WHAT THE TASK REQUIRES:
Can the data below be set down again exactly, line for line?

DATA FOR PROCESSING:
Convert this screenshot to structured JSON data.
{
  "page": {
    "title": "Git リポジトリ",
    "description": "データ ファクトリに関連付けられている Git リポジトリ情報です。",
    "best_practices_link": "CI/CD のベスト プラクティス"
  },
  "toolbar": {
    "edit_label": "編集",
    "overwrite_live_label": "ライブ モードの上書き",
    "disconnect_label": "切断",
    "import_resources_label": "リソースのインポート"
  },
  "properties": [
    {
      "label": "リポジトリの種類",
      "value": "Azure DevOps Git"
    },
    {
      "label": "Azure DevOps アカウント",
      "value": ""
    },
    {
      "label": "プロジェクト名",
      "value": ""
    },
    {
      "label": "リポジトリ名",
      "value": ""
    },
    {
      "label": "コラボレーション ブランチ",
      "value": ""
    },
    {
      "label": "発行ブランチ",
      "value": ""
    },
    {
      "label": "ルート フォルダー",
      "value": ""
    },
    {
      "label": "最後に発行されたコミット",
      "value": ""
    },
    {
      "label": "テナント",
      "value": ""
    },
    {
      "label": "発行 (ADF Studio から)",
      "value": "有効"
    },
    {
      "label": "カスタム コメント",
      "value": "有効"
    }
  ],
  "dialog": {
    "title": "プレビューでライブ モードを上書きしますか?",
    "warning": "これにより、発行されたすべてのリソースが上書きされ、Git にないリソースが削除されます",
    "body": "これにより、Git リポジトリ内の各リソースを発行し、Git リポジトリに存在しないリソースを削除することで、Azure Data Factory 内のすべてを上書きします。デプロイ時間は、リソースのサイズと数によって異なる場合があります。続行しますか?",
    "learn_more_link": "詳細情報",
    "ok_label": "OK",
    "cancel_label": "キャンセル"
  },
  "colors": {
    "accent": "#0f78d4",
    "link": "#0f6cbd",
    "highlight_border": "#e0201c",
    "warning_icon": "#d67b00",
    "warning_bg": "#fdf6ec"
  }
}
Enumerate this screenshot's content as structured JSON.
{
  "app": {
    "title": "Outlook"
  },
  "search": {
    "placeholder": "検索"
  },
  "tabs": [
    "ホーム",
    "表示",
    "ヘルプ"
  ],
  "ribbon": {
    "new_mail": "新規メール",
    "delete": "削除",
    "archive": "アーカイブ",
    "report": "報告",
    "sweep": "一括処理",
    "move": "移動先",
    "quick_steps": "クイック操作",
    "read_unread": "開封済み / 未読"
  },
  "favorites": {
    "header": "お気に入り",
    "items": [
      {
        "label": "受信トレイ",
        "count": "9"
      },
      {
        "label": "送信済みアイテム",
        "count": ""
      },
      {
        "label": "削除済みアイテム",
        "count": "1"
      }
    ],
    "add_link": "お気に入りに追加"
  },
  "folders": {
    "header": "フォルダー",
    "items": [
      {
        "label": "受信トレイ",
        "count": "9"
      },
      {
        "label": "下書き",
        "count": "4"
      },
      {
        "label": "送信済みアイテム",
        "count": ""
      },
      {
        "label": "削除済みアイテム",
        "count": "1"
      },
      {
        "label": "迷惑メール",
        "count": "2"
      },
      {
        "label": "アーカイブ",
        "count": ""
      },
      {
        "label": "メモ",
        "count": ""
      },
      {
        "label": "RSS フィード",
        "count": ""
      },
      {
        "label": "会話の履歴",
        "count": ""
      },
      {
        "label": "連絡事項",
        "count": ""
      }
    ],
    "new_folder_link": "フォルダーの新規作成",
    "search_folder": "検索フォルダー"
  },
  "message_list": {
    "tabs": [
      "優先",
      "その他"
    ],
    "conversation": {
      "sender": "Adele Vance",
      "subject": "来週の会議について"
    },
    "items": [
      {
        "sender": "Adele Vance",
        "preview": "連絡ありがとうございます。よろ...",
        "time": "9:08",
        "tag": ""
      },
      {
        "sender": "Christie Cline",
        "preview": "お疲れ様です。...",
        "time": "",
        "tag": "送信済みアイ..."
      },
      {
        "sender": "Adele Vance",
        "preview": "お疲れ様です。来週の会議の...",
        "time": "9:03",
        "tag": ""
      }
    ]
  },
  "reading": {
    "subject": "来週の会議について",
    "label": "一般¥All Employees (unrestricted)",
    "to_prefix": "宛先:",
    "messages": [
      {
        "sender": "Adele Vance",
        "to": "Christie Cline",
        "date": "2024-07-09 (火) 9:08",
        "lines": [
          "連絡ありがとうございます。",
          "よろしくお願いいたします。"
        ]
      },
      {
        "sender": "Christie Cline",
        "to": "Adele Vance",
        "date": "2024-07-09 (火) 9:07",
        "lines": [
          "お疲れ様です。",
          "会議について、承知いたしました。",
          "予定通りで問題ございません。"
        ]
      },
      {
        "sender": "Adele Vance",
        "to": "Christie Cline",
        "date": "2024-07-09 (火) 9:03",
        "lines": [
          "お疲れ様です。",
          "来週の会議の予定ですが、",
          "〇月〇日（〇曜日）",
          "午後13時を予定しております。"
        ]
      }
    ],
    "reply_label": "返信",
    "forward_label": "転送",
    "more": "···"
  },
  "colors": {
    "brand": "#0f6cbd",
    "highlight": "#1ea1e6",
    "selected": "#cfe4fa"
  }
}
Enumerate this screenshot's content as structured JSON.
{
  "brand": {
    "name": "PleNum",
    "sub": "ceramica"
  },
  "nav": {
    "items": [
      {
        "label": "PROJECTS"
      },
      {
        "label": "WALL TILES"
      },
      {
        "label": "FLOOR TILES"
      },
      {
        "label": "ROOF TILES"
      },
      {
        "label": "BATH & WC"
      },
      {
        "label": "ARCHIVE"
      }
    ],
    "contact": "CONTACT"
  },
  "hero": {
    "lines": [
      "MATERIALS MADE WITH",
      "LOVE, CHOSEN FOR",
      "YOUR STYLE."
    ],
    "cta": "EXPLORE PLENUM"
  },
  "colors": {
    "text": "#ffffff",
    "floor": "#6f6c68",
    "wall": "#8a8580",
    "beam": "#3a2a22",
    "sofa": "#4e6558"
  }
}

CORRECT ANSWER:
Convert this screenshot to structured JSON data.
{
  "page": {
    "title": "Git リポジトリ",
    "description": "データ ファクトリに関連付けられている Git リポジトリ情報です。",
    "best_practices_link": "CI/CD のベスト プラクティス"
  },
  "toolbar": {
    "edit_label": "編集",
    "overwrite_live_label": "ライブ モードの上書き",
    "disconnect_label": "切断",
    "import_resources_label": "リソースのインポート"
  },
  "properties": [
    {
      "label": "リポジトリの種類",
      "value": "Azure DevOps Git"
    },
    {
      "label": "Azure DevOps アカウント",
      "value": ""
    },
    {
      "label": "プロジェクト名",
      "value": ""
    },
    {
      "label": "リポジトリ名",
      "value": ""
    },
    {
      "label": "コラボレーション ブランチ",
      "value": ""
    },
    {
      "label": "発行ブランチ",
      "value": ""
    },
    {
      "label": "ルート フォルダー",
      "value": ""
    },
    {
      "label": "最後に発行されたコミット",
      "value": ""
    },
    {
      "label": "テナント",
      "value": ""
    },
    {
      "label": "発行 (ADF Studio から)",
      "value": "有効"
    },
    {
      "label": "カスタム コメント",
      "value": "有効"
    }
  ],
  "dialog": {
    "title": "プレビューでライブ モードを上書きしますか?",
    "warning": "これにより、発行されたすべてのリソースが上書きされ、Git にないリソースが削除されます",
    "body": "これにより、Git リポジトリ内の各リソースを発行し、Git リポジトリに存在しないリソースを削除することで、Azure Data Factory 内のすべてを上書きします。デプロイ時間は、リソースのサイズと数によって異なる場合があります。続行しますか?",
    "learn_more_link": "詳細情報",
    "ok_label": "OK",
    "cancel_label": "キャンセル"
  },
  "colors": {
    "accent": "#0f78d4",
    "link": "#0f6cbd",
    "highlight_border": "#e0201c",
    "warning_icon": "#d67b00",
    "warning_bg": "#fdf6ec"
  }
}
Enumerate this screenshot's content as structured JSON.
{
  "app": {
    "title": "Outlook"
  },
  "search": {
    "placeholder": "検索"
  },
  "tabs": [
    "ホーム",
    "表示",
    "ヘルプ"
  ],
  "ribbon": {
    "new_mail": "新規メール",
    "delete": "削除",
    "archive": "アーカイブ",
    "report": "報告",
    "sweep": "一括処理",
    "move": "移動先",
    "quick_steps": "クイック操作",
    "read_unread": "開封済み / 未読"
  },
  "favorites": {
    "header": "お気に入り",
    "items": [
      {
        "label": "受信トレイ",
        "count": "9"
      },
      {
        "label": "送信済みアイテム",
        "count": ""
      },
      {
        "label": "削除済みアイテム",
        "count": "1"
      }
    ],
    "add_link": "お気に入りに追加"
  },
  "folders": {
    "header": "フォルダー",
    "items": [
      {
        "label": "受信トレイ",
        "count": "9"
      },
      {
        "label": "下書き",
        "count": "4"
      },
      {
        "label": "送信済みアイテム",
        "count": ""
      },
      {
        "label": "削除済みアイテム",
        "count": "1"
      },
      {
        "label": "迷惑メール",
        "count": "2"
      },
      {
        "label": "アーカイブ",
        "count": ""
      },
      {
        "label": "メモ",
        "count": ""
      },
      {
        "label": "RSS フィード",
        "count": ""
      },
      {
        "label": "会話の履歴",
        "count": ""
      },
      {
        "label": "連絡事項",
        "count": ""
      }
    ],
    "new_folder_link": "フォルダーの新規作成",
    "search_folder": "検索フォルダー"
  },
  "message_list": {
    "tabs": [
      "優先",
      "その他"
    ],
    "conversation": {
      "sender": "Adele Vance",
      "subject": "来週の会議について"
    },
    "items": [
      {
        "sender": "Adele Vance",
        "preview": "連絡ありがとうございます。よろ...",
        "time": "9:08",
        "tag": ""
      },
      {
        "sender": "Christie Cline",
        "preview": "お疲れ様です。...",
        "time": "",
        "tag": "送信済みアイ..."
      },
      {
        "sender": "Adele Vance",
        "preview": "お疲れ様です。来週の会議の...",
        "time": "9:03",
        "tag": ""
      }
    ]
  },
  "reading": {
    "subject": "来週の会議について",
    "label": "一般¥All Employees (unrestricted)",
    "to_prefix": "宛先:",
    "messages": [
      {
        "sender": "Adele Vance",
        "to": "Christie Cline",
        "date": "2024-07-09 (火) 9:08",
        "lines": [
          "連絡ありがとうございます。",
          "よろしくお願いいたします。"
        ]
      },
      {
        "sender": "Christie Cline",
        "to": "Adele Vance",
        "date": "2024-07-09 (火) 9:07",
        "lines": [
          "お疲れ様です。",
          "会議について、承知いたしました。",
          "予定通りで問題ございません。"
        ]
      },
      {
        "sender": "Adele Vance",
        "to": "Christie Cline",
        "date": "2024-07-09 (火) 9:03",
        "lines": [
          "お疲れ様です。",
          "来週の会議の予定ですが、",
          "〇月〇日（〇曜日）",
          "午後13時を予定しております。"
        ]
      }
    ],
    "reply_label": "返信",
    "forward_label": "転送",
    "more": "···"
  },
  "colors": {
    "brand": "#0f6cbd",
    "highlight": "#1ea1e6",
    "selected": "#cfe4fa"
  }
}
Enumerate this screenshot's content as structured JSON.
{
  "brand": {
    "name": "PleNum",
    "sub": "ceramica"
  },
  "nav": {
    "items": [
      {
        "label": "PROJECTS"
      },
      {
        "label": "WALL TILES"
      },
      {
        "label": "FLOOR TILES"
      },
      {
        "label": "ROOF TILES"
      },
      {
        "label": "BATH & WC"
      },
      {
        "label": "ARCHIVE"
      }
    ],
    "contact": "CONTACT"
  },
  "hero": {
    "lines": [
      "MATERIALS MADE WITH",
      "LOVE, CHOSEN FOR",
      "YOUR STYLE."
    ],
    "cta": "EXPLORE PLENUM"
  },
  "colors": {
    "text": "#ffffff",
    "floor": "#6f6c68",
    "wall": "#8a8580",
    "beam": "#3a2a22",
    "sofa": "#4e6558"
  }
}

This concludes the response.